### Dataset extract ###

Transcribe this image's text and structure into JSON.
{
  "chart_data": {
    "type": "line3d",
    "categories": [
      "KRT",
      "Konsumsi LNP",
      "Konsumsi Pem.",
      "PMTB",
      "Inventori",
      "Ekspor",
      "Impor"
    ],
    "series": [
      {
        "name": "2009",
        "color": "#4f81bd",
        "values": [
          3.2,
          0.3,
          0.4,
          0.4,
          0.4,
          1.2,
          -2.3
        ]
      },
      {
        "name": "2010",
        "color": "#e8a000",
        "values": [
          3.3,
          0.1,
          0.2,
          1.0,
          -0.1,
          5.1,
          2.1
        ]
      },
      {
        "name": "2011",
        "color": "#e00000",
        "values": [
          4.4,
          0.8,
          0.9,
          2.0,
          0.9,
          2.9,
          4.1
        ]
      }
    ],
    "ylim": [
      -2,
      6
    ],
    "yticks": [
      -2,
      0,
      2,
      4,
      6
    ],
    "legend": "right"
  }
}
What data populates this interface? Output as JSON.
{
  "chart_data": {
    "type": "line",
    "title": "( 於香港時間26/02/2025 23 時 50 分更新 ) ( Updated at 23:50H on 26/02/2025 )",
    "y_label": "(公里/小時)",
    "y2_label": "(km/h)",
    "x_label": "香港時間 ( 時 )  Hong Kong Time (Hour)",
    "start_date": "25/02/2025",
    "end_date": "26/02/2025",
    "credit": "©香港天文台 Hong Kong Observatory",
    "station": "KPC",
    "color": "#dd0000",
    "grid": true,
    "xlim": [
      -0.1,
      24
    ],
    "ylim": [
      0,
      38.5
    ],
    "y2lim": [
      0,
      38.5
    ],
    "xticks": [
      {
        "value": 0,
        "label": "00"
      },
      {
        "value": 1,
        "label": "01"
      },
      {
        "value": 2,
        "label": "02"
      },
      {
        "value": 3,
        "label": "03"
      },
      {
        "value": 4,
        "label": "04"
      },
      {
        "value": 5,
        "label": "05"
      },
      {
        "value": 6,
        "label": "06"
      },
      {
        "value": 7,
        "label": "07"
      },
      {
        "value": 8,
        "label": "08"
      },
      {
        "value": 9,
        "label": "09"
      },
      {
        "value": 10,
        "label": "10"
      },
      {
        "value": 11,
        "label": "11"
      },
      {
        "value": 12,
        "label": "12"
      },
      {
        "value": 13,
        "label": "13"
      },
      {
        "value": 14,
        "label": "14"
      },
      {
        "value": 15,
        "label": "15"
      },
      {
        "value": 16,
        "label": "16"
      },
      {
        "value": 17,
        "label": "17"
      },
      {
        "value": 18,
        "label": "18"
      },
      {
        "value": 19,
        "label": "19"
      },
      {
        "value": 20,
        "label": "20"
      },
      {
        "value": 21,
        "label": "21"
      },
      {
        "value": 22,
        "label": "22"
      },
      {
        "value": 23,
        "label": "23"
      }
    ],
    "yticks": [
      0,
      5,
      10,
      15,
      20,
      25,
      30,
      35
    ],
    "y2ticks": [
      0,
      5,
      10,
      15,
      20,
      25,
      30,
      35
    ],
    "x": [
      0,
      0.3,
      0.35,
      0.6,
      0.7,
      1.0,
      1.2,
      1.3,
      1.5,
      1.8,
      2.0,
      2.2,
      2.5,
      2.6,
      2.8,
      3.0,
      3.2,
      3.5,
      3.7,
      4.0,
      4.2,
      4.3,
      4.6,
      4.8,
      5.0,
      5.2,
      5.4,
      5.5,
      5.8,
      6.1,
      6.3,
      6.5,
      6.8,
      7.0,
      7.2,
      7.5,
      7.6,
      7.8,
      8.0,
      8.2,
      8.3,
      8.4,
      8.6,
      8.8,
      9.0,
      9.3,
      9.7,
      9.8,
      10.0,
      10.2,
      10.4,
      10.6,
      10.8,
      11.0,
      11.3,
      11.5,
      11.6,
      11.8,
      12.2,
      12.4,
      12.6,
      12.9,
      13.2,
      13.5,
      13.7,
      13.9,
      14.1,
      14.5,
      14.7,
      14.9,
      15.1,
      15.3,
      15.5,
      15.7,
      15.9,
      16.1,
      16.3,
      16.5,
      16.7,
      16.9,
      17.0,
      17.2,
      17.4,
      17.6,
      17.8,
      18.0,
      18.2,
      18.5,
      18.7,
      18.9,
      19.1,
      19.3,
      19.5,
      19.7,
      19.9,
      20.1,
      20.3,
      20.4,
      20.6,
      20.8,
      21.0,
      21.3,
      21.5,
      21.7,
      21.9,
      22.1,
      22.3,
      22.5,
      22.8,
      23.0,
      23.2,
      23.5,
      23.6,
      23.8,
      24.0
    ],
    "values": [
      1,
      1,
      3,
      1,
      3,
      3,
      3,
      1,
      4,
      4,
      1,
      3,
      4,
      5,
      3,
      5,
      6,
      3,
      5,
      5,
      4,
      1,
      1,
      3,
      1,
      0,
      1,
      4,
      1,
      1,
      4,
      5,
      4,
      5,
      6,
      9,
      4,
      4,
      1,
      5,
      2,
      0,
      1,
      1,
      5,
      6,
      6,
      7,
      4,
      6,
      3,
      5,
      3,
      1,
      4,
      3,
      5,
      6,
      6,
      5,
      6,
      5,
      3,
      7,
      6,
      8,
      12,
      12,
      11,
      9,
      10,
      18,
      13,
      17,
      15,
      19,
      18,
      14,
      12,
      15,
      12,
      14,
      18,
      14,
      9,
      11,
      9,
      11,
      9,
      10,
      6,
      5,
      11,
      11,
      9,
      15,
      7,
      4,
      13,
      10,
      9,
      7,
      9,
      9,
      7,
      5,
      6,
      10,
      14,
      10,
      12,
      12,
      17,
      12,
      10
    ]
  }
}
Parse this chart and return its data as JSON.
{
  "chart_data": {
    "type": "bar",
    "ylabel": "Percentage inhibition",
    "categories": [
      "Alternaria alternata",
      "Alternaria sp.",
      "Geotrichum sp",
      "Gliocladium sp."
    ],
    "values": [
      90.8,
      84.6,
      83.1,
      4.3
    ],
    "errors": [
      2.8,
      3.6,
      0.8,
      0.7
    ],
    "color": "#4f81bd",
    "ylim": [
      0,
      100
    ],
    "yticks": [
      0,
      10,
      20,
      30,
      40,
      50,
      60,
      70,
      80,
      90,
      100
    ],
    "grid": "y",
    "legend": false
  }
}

###

> [What you are asked to do]
Write out the entries above word for word.

> [Response below]
Transcribe this image's text and structure into JSON.
{
  "chart_data": {
    "type": "line3d",
    "categories": [
      "KRT",
      "Konsumsi LNP",
      "Konsumsi Pem.",
      "PMTB",
      "Inventori",
      "Ekspor",
      "Impor"
    ],
    "series": [
      {
        "name": "2009",
        "color": "#4f81bd",
        "values": [
          3.2,
          0.3,
          0.4,
          0.4,
          0.4,
          1.2,
          -2.3
        ]
      },
      {
        "name": "2010",
        "color": "#e8a000",
        "values": [
          3.3,
          0.1,
          0.2,
          1.0,
          -0.1,
          5.1,
          2.1
        ]
      },
      {
        "name": "2011",
        "color": "#e00000",
        "values": [
          4.4,
          0.8,
          0.9,
          2.0,
          0.9,
          2.9,
          4.1
        ]
      }
    ],
    "ylim": [
      -2,
      6
    ],
    "yticks": [
      -2,
      0,
      2,
      4,
      6
    ],
    "legend": "right"
  }
}
What data populates this interface? Output as JSON.
{
  "chart_data": {
    "type": "line",
    "title": "( 於香港時間26/02/2025 23 時 50 分更新 ) ( Updated at 23:50H on 26/02/2025 )",
    "y_label": "(公里/小時)",
    "y2_label": "(km/h)",
    "x_label": "香港時間 ( 時 )  Hong Kong Time (Hour)",
    "start_date": "25/02/2025",
    "end_date": "26/02/2025",
    "credit": "©香港天文台 Hong Kong Observatory",
    "station": "KPC",
    "color": "#dd0000",
    "grid": true,
    "xlim": [
      -0.1,
      24
    ],
    "ylim": [
      0,
      38.5
    ],
    "y2lim": [
      0,
      38.5
    ],
    "xticks": [
      {
        "value": 0,
        "label": "00"
      },
      {
        "value": 1,
        "label": "01"
      },
      {
        "value": 2,
        "label": "02"
      },
      {
        "value": 3,
        "label": "03"
      },
      {
        "value": 4,
        "label": "04"
      },
      {
        "value": 5,
        "label": "05"
      },
      {
        "value": 6,
        "label": "06"
      },
      {
        "value": 7,
        "label": "07"
      },
      {
        "value": 8,
        "label": "08"
      },
      {
        "value": 9,
        "label": "09"
      },
      {
        "value": 10,
        "label": "10"
      },
      {
        "value": 11,
        "label": "11"
      },
      {
        "value": 12,
        "label": "12"
      },
      {
        "value": 13,
        "label": "13"
      },
      {
        "value": 14,
        "label": "14"
      },
      {
        "value": 15,
        "label": "15"
      },
      {
        "value": 16,
        "label": "16"
      },
      {
        "value": 17,
        "label": "17"
      },
      {
        "value": 18,
        "label": "18"
      },
      {
        "value": 19,
        "label": "19"
      },
      {
        "value": 20,
        "label": "20"
      },
      {
        "value": 21,
        "label": "21"
      },
      {
        "value": 22,
        "label": "22"
      },
      {
        "value": 23,
        "label": "23"
      }
    ],
    "yticks": [
      0,
      5,
      10,
      15,
      20,
      25,
      30,
      35
    ],
    "y2ticks": [
      0,
      5,
      10,
      15,
      20,
      25,
      30,
      35
    ],
    "x": [
      0,
      0.3,
      0.35,
      0.6,
      0.7,
      1.0,
      1.2,
      1.3,
      1.5,
      1.8,
      2.0,
      2.2,
      2.5,
      2.6,
      2.8,
      3.0,
      3.2,
      3.5,
      3.7,
      4.0,
      4.2,
      4.3,
      4.6,
      4.8,
      5.0,
      5.2,
      5.4,
      5.5,
      5.8,
      6.1,
      6.3,
      6.5,
      6.8,
      7.0,
      7.2,
      7.5,
      7.6,
      7.8,
      8.0,
      8.2,
      8.3,
      8.4,
      8.6,
      8.8,
      9.0,
      9.3,
      9.7,
      9.8,
      10.0,
      10.2,
      10.4,
      10.6,
      10.8,
      11.0,
      11.3,
      11.5,
      11.6,
      11.8,
      12.2,
      12.4,
      12.6,
      12.9,
      13.2,
      13.5,
      13.7,
      13.9,
      14.1,
      14.5,
      14.7,
      14.9,
      15.1,
      15.3,
      15.5,
      15.7,
      15.9,
      16.1,
      16.3,
      16.5,
      16.7,
      16.9,
      17.0,
      17.2,
      17.4,
      17.6,
      17.8,
      18.0,
      18.2,
      18.5,
      18.7,
      18.9,
      19.1,
      19.3,
      19.5,
      19.7,
      19.9,
      20.1,
      20.3,
      20.4,
      20.6,
      20.8,
      21.0,
      21.3,
      21.5,
      21.7,
      21.9,
      22.1,
      22.3,
      22.5,
      22.8,
      23.0,
      23.2,
      23.5,
      23.6,
      23.8,
      24.0
    ],
    "values": [
      1,
      1,
      3,
      1,
      3,
      3,
      3,
      1,
      4,
      4,
      1,
      3,
      4,
      5,
      3,
      5,
      6,
      3,
      5,
      5,
      4,
      1,
      1,
      3,
      1,
      0,
      1,
      4,
      1,
      1,
      4,
      5,
      4,
      5,
      6,
      9,
      4,
      4,
      1,
      5,
      2,
      0,
      1,
      1,
      5,
      6,
      6,
      7,
      4,
      6,
      3,
      5,
      3,
      1,
      4,
      3,
      5,
      6,
      6,
      5,
      6,
      5,
      3,
      7,
      6,
      8,
      12,
      12,
      11,
      9,
      10,
      18,
      13,
      17,
      15,
      19,
      18,
      14,
      12,
      15,
      12,
      14,
      18,
      14,
      9,
      11,
      9,
      11,
      9,
      10,
      6,
      5,
      11,
      11,
      9,
      15,
      7,
      4,
      13,
      10,
      9,
      7,
      9,
      9,
      7,
      5,
      6,
      10,
      14,
      10,
      12,
      12,
      17,
      12,
      10
    ]
  }
}
Parse this chart and return its data as JSON.
{
  "chart_data": {
    "type": "bar",
    "ylabel": "Percentage inhibition",
    "categories": [
      "Alternaria alternata",
      "Alternaria sp.",
      "Geotrichum sp",
      "Gliocladium sp."
    ],
    "values": [
      90.8,
      84.6,
      83.1,
      4.3
    ],
    "errors": [
      2.8,
      3.6,
      0.8,
      0.7
    ],
    "color": "#4f81bd",
    "ylim": [
      0,
      100
    ],
    "yticks": [
      0,
      10,
      20,
      30,
      40,
      50,
      60,
      70,
      80,
      90,
      100
    ],
    "grid": "y",
    "legend": false
  }
}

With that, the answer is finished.